EXERCISE REQUIREMENTS>
Every line that contains the word "JSON" should be copied.

A block of data:
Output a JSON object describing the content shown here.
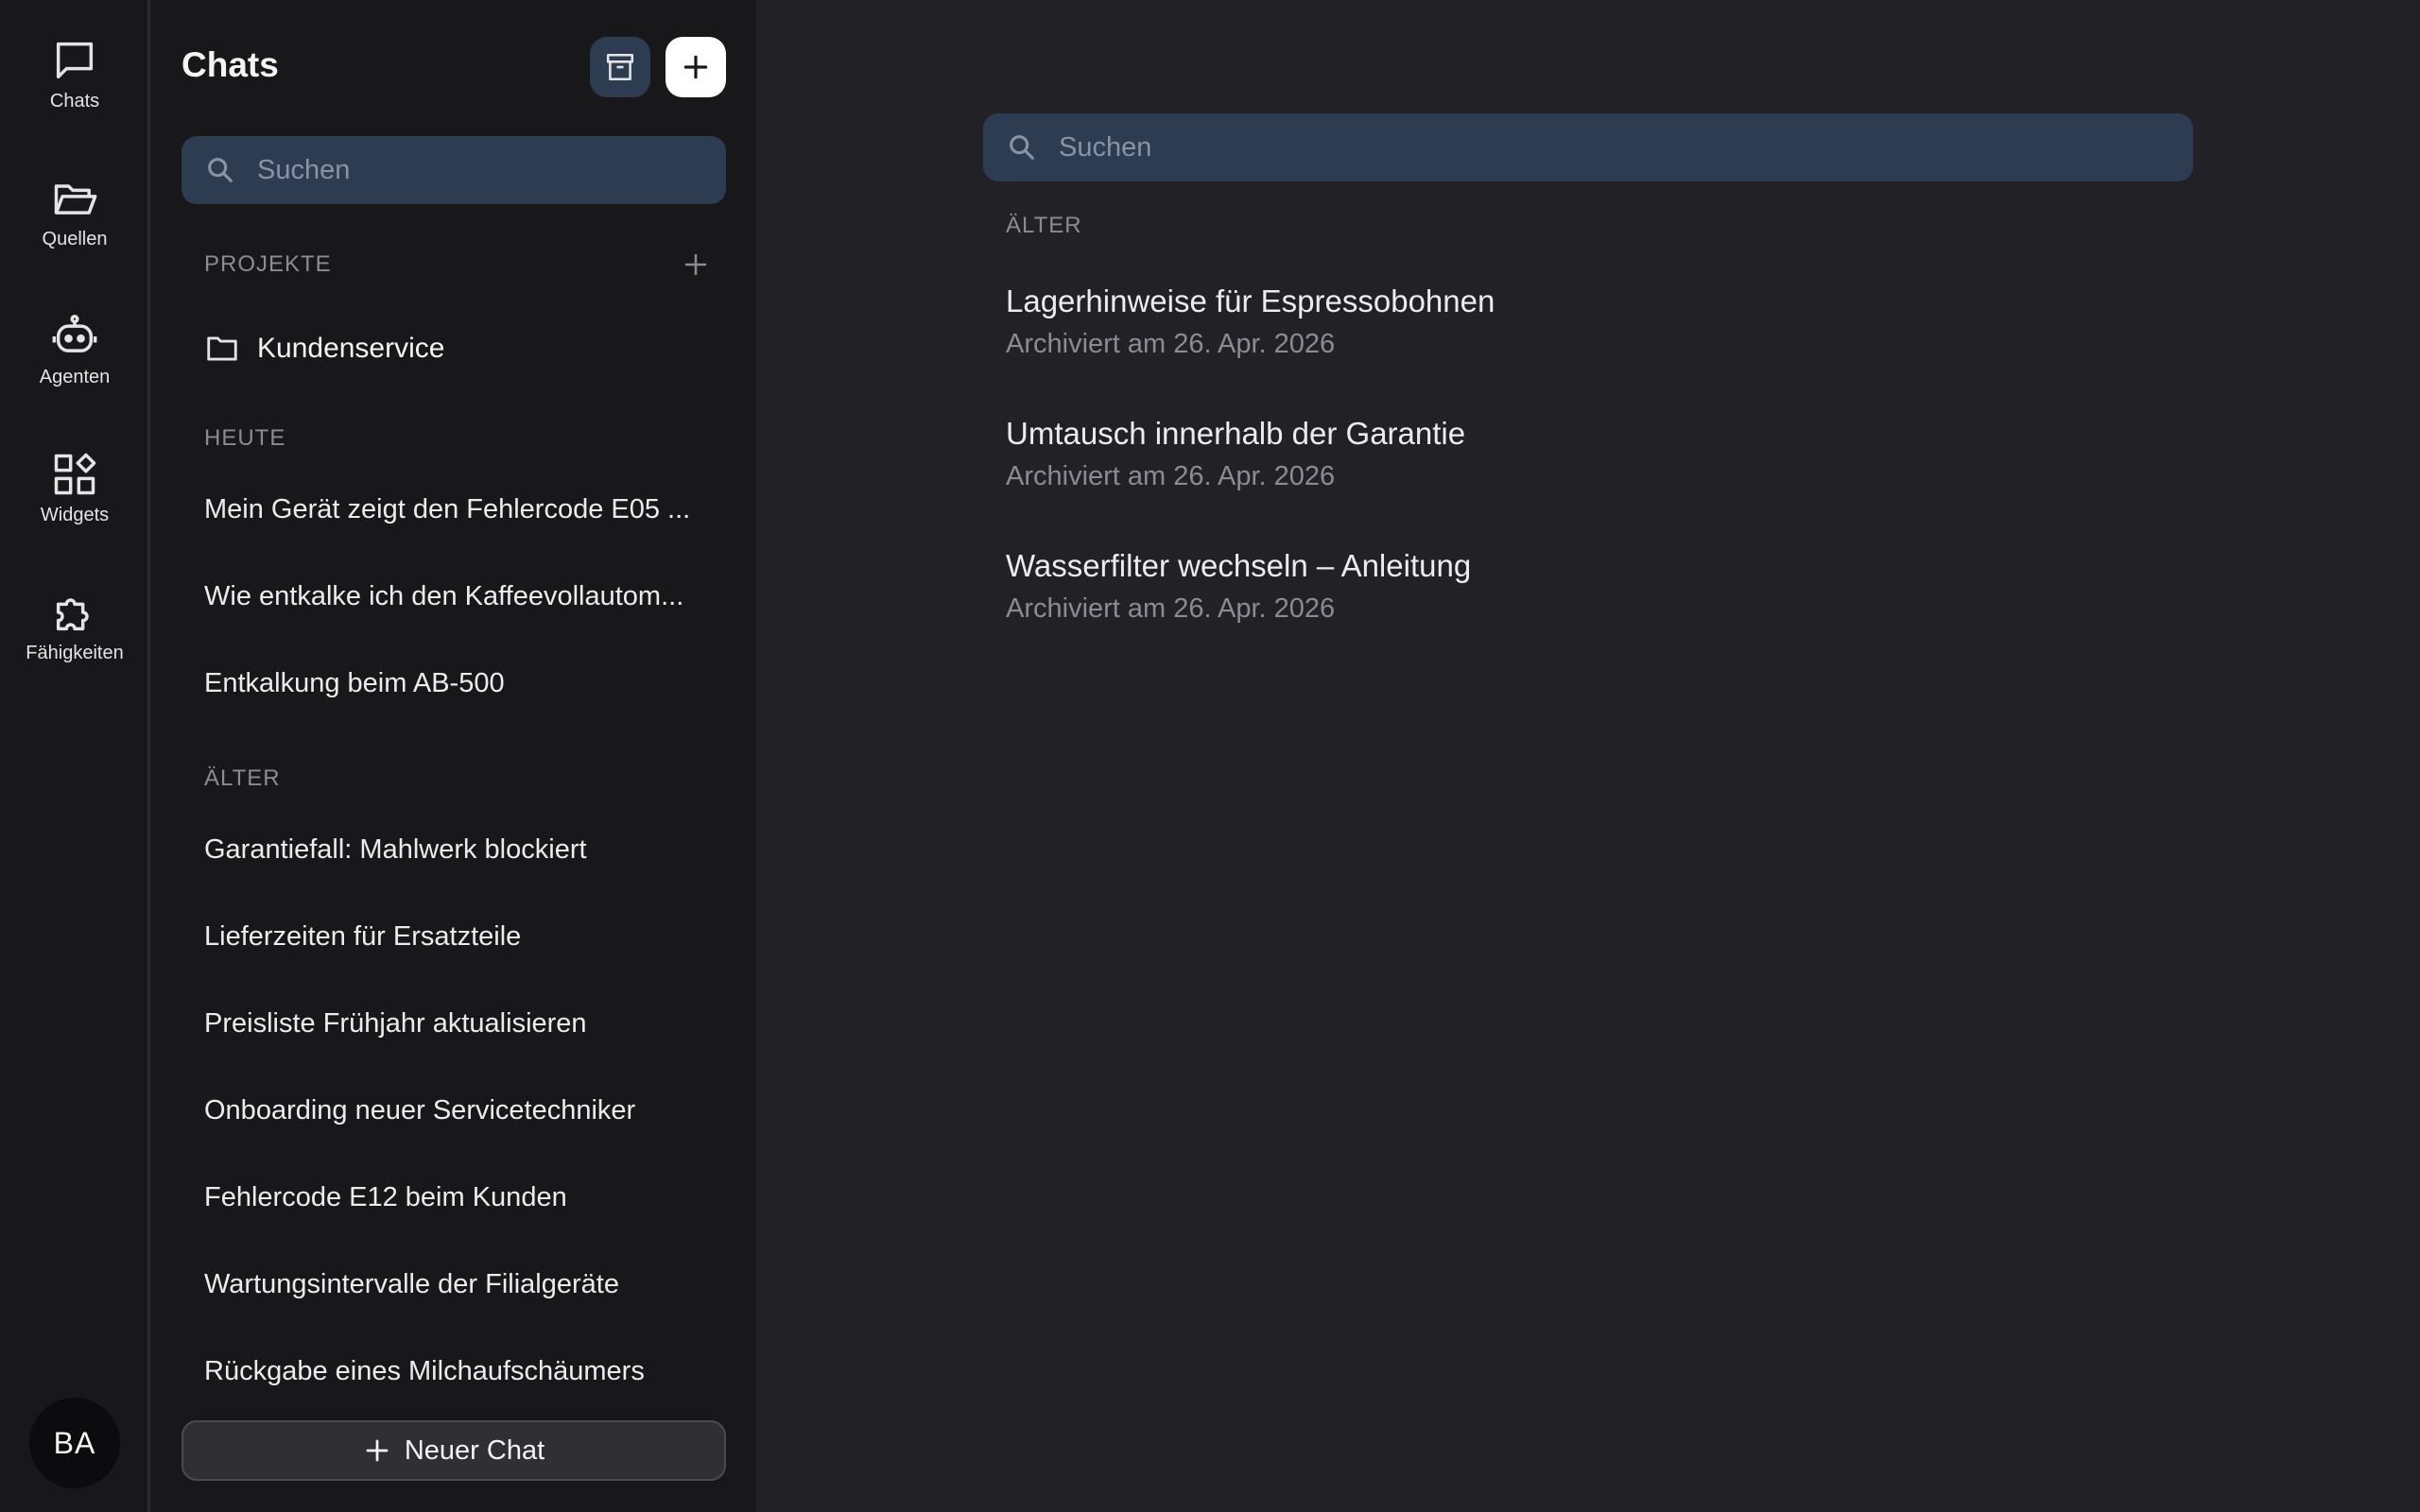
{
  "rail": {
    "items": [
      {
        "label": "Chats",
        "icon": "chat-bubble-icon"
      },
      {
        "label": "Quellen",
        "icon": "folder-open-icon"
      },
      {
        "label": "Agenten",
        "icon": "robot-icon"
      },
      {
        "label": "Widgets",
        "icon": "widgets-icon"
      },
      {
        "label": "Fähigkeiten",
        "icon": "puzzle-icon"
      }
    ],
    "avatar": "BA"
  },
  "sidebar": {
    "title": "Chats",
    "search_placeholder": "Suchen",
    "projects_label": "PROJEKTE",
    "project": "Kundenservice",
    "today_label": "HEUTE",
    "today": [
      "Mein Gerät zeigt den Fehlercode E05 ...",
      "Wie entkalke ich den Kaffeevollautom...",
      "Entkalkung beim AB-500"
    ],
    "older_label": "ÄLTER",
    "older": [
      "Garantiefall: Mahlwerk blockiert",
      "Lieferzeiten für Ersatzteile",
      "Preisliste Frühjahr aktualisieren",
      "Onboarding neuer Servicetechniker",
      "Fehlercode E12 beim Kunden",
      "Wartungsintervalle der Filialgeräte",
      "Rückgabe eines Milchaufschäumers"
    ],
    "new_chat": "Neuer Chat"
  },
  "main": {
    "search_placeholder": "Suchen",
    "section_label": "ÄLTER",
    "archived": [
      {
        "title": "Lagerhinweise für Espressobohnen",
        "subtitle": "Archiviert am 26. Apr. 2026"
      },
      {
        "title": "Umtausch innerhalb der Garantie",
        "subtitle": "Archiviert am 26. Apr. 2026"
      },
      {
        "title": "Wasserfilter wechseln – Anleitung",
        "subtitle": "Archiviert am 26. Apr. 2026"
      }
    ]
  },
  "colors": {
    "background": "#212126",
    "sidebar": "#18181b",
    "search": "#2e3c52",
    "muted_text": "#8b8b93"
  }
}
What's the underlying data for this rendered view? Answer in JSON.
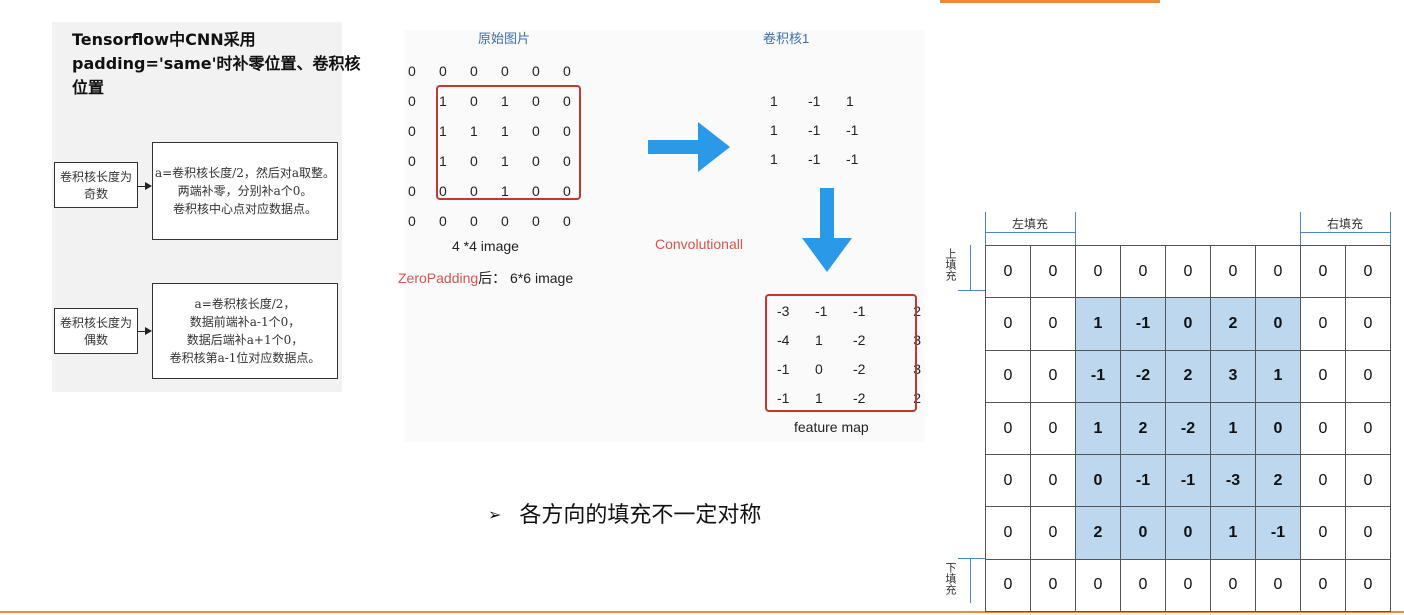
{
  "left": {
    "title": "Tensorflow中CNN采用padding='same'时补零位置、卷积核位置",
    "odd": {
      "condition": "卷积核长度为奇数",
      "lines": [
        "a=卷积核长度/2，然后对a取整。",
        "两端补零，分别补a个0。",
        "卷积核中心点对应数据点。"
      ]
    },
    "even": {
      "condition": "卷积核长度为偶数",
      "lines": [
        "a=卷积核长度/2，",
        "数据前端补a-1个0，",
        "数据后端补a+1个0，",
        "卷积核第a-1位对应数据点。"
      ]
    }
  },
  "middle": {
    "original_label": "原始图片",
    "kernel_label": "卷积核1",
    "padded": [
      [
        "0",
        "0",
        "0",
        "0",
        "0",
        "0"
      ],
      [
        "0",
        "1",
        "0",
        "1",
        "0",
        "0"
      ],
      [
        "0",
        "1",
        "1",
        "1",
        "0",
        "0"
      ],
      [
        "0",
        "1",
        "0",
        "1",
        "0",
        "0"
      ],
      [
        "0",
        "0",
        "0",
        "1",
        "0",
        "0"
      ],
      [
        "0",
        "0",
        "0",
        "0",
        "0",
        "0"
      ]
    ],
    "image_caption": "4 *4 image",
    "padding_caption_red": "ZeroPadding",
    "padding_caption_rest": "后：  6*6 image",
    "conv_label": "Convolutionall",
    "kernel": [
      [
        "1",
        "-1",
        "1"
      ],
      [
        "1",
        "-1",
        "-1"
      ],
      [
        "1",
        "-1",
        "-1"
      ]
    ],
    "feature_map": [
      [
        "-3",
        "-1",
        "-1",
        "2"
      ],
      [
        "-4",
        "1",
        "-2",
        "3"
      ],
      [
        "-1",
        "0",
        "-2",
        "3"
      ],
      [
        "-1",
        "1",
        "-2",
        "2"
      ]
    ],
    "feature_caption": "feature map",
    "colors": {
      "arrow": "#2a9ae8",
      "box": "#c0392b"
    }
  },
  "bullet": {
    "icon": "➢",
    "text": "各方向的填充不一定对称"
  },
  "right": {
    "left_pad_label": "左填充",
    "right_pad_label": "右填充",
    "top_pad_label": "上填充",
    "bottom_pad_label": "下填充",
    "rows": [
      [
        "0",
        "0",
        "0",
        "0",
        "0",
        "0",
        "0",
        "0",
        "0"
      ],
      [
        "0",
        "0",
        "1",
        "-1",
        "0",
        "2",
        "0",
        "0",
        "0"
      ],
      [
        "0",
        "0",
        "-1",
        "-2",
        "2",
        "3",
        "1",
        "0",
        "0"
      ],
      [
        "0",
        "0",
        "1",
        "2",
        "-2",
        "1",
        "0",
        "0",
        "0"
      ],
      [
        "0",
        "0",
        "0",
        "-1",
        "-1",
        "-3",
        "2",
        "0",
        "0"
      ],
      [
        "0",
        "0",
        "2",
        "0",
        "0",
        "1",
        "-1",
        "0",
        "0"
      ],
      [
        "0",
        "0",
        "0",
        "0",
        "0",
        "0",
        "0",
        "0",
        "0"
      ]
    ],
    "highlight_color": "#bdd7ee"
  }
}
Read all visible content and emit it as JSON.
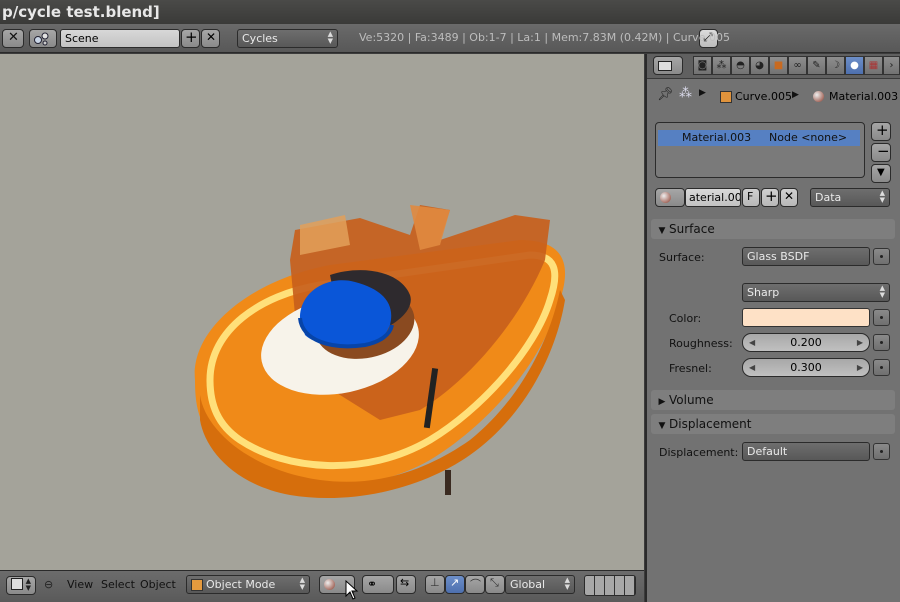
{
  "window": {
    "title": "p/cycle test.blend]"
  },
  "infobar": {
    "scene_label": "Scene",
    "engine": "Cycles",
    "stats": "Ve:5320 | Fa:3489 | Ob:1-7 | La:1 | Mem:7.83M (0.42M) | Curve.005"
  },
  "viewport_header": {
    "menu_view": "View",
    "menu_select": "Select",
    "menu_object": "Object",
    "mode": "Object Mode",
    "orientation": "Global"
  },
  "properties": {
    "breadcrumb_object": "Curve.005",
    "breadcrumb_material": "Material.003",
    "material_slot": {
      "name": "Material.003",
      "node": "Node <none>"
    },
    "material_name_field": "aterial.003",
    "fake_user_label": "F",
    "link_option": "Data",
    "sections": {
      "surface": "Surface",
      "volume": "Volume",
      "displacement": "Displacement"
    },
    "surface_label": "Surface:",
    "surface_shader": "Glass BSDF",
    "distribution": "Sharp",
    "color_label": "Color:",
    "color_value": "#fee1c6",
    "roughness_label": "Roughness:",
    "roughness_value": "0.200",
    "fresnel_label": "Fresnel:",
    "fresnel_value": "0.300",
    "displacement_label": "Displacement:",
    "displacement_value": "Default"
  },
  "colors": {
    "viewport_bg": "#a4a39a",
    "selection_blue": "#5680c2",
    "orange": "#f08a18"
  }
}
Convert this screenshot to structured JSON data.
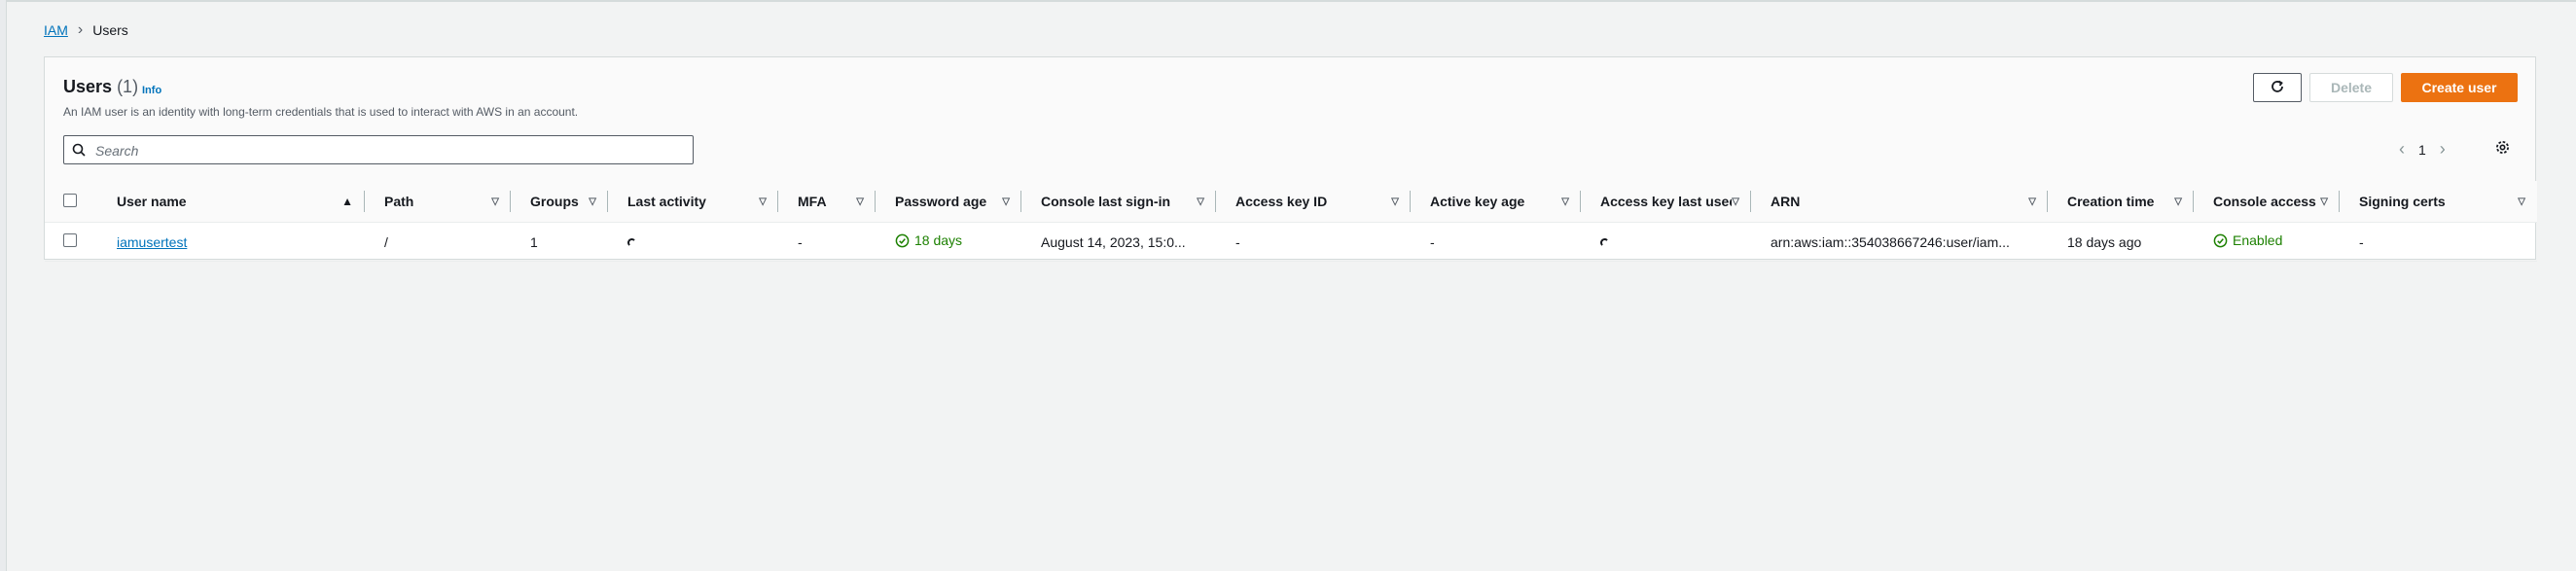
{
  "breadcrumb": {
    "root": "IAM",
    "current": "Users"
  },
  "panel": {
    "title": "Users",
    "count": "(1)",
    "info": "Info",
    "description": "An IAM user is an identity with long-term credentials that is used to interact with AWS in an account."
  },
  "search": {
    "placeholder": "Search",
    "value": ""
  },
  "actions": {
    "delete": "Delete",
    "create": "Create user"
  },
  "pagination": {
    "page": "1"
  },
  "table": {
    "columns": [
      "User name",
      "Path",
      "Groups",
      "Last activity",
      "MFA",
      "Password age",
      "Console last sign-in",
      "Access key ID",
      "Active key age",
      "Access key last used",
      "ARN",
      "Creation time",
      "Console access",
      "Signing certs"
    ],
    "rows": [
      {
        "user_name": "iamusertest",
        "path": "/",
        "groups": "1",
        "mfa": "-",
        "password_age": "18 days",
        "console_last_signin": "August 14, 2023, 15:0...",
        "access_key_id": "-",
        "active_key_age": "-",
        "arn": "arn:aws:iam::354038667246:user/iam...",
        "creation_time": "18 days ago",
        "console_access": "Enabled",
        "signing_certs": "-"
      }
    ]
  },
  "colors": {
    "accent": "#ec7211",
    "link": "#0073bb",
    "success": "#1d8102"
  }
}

WRITTEN ANSWER>
Output a JSON object describing the content shown here.
What's the underlying data for this rendered view? Answer in JSON.
Read all visible content and emit it as JSON.
Convert this screenshot to structured JSON data.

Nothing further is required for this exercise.